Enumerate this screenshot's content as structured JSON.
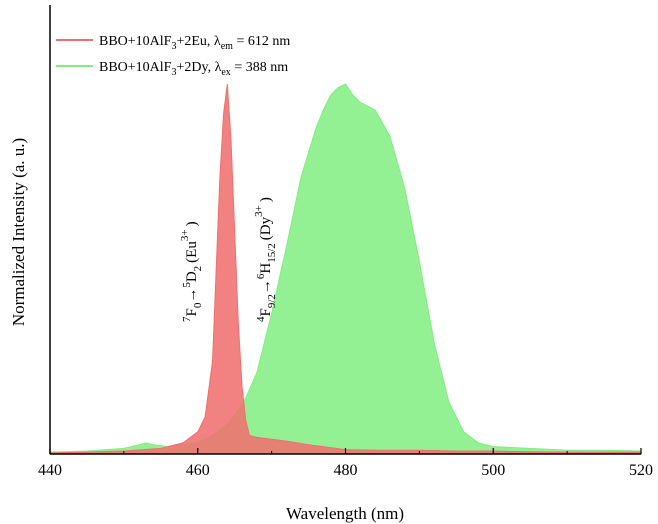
{
  "chart_data": {
    "type": "area",
    "xlabel": "Wavelength (nm)",
    "ylabel": "Normalized Intensity (a. u.)",
    "xlim": [
      440,
      520
    ],
    "ylim": [
      0,
      1.0
    ],
    "xticks": [
      440,
      460,
      480,
      500,
      520
    ],
    "tick_labels": [
      "440",
      "460",
      "480",
      "500",
      "520"
    ],
    "grid": false,
    "legend_position": "top-left",
    "series": [
      {
        "name": "BBO+10AlF3+2Eu, λem = 612 nm",
        "legend": {
          "main": "BBO+10AlF",
          "sub1": "3",
          "mid": "+2Eu, λ",
          "sub2": "em",
          "tail": " = 612 nm"
        },
        "color": "#f07070",
        "x": [
          440,
          445,
          450,
          455,
          458,
          460,
          461,
          462,
          462.5,
          463,
          463.5,
          464,
          464.5,
          465,
          465.5,
          466,
          466.5,
          467,
          468,
          470,
          472,
          475,
          480,
          485,
          490,
          495,
          500,
          505,
          510,
          515,
          520
        ],
        "y": [
          0.003,
          0.005,
          0.008,
          0.015,
          0.03,
          0.06,
          0.1,
          0.25,
          0.5,
          0.75,
          0.92,
          1.0,
          0.85,
          0.6,
          0.35,
          0.18,
          0.09,
          0.05,
          0.045,
          0.04,
          0.035,
          0.025,
          0.012,
          0.01,
          0.01,
          0.008,
          0.008,
          0.006,
          0.005,
          0.005,
          0.005
        ]
      },
      {
        "name": "BBO+10AlF3+2Dy, λex = 388 nm",
        "legend": {
          "main": "BBO+10AlF",
          "sub1": "3",
          "mid": "+2Dy, λ",
          "sub2": "ex",
          "tail": " = 388 nm"
        },
        "color": "#80ee80",
        "x": [
          440,
          445,
          450,
          452,
          453,
          454,
          456,
          458,
          460,
          462,
          464,
          466,
          468,
          470,
          472,
          474,
          476,
          477,
          478,
          479,
          480,
          481,
          482,
          484,
          486,
          488,
          490,
          492,
          494,
          496,
          498,
          500,
          505,
          510,
          515,
          520
        ],
        "y": [
          0.005,
          0.008,
          0.015,
          0.025,
          0.03,
          0.025,
          0.02,
          0.025,
          0.03,
          0.05,
          0.08,
          0.13,
          0.22,
          0.38,
          0.56,
          0.75,
          0.88,
          0.93,
          0.97,
          0.99,
          1.0,
          0.97,
          0.95,
          0.93,
          0.86,
          0.72,
          0.52,
          0.3,
          0.14,
          0.06,
          0.03,
          0.02,
          0.015,
          0.01,
          0.01,
          0.008
        ]
      }
    ],
    "annotations": [
      {
        "id": "eu",
        "main1": "F",
        "sup1": "7",
        "sub1": "0",
        "arrow": "→",
        "main2": "D",
        "sup2": "5",
        "sub2": "2",
        "ion": "(Eu",
        "charge": "3+",
        "close": ")"
      },
      {
        "id": "dy",
        "main1": "F",
        "sup1": "4",
        "sub1": "9/2",
        "arrow": "→",
        "main2": "H",
        "sup2": "6",
        "sub2": "15/2",
        "ion": "(Dy",
        "charge": "3+",
        "close": ")"
      }
    ]
  }
}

^^^^

PROBLEM: Set down all the entries exactly as they appear, but skip any pictures.

EXERCISE OUTPUT:
Enumerate this screenshot's content as structured JSON.
{
  "chart_data": {
    "type": "area",
    "xlabel": "Wavelength (nm)",
    "ylabel": "Normalized Intensity (a. u.)",
    "xlim": [
      440,
      520
    ],
    "ylim": [
      0,
      1.0
    ],
    "xticks": [
      440,
      460,
      480,
      500,
      520
    ],
    "tick_labels": [
      "440",
      "460",
      "480",
      "500",
      "520"
    ],
    "grid": false,
    "legend_position": "top-left",
    "series": [
      {
        "name": "BBO+10AlF3+2Eu, λem = 612 nm",
        "legend": {
          "main": "BBO+10AlF",
          "sub1": "3",
          "mid": "+2Eu, λ",
          "sub2": "em",
          "tail": " = 612 nm"
        },
        "color": "#f07070",
        "x": [
          440,
          445,
          450,
          455,
          458,
          460,
          461,
          462,
          462.5,
          463,
          463.5,
          464,
          464.5,
          465,
          465.5,
          466,
          466.5,
          467,
          468,
          470,
          472,
          475,
          480,
          485,
          490,
          495,
          500,
          505,
          510,
          515,
          520
        ],
        "y": [
          0.003,
          0.005,
          0.008,
          0.015,
          0.03,
          0.06,
          0.1,
          0.25,
          0.5,
          0.75,
          0.92,
          1.0,
          0.85,
          0.6,
          0.35,
          0.18,
          0.09,
          0.05,
          0.045,
          0.04,
          0.035,
          0.025,
          0.012,
          0.01,
          0.01,
          0.008,
          0.008,
          0.006,
          0.005,
          0.005,
          0.005
        ]
      },
      {
        "name": "BBO+10AlF3+2Dy, λex = 388 nm",
        "legend": {
          "main": "BBO+10AlF",
          "sub1": "3",
          "mid": "+2Dy, λ",
          "sub2": "ex",
          "tail": " = 388 nm"
        },
        "color": "#80ee80",
        "x": [
          440,
          445,
          450,
          452,
          453,
          454,
          456,
          458,
          460,
          462,
          464,
          466,
          468,
          470,
          472,
          474,
          476,
          477,
          478,
          479,
          480,
          481,
          482,
          484,
          486,
          488,
          490,
          492,
          494,
          496,
          498,
          500,
          505,
          510,
          515,
          520
        ],
        "y": [
          0.005,
          0.008,
          0.015,
          0.025,
          0.03,
          0.025,
          0.02,
          0.025,
          0.03,
          0.05,
          0.08,
          0.13,
          0.22,
          0.38,
          0.56,
          0.75,
          0.88,
          0.93,
          0.97,
          0.99,
          1.0,
          0.97,
          0.95,
          0.93,
          0.86,
          0.72,
          0.52,
          0.3,
          0.14,
          0.06,
          0.03,
          0.02,
          0.015,
          0.01,
          0.01,
          0.008
        ]
      }
    ],
    "annotations": [
      {
        "id": "eu",
        "main1": "F",
        "sup1": "7",
        "sub1": "0",
        "arrow": "→",
        "main2": "D",
        "sup2": "5",
        "sub2": "2",
        "ion": "(Eu",
        "charge": "3+",
        "close": ")"
      },
      {
        "id": "dy",
        "main1": "F",
        "sup1": "4",
        "sub1": "9/2",
        "arrow": "→",
        "main2": "H",
        "sup2": "6",
        "sub2": "15/2",
        "ion": "(Dy",
        "charge": "3+",
        "close": ")"
      }
    ]
  }
}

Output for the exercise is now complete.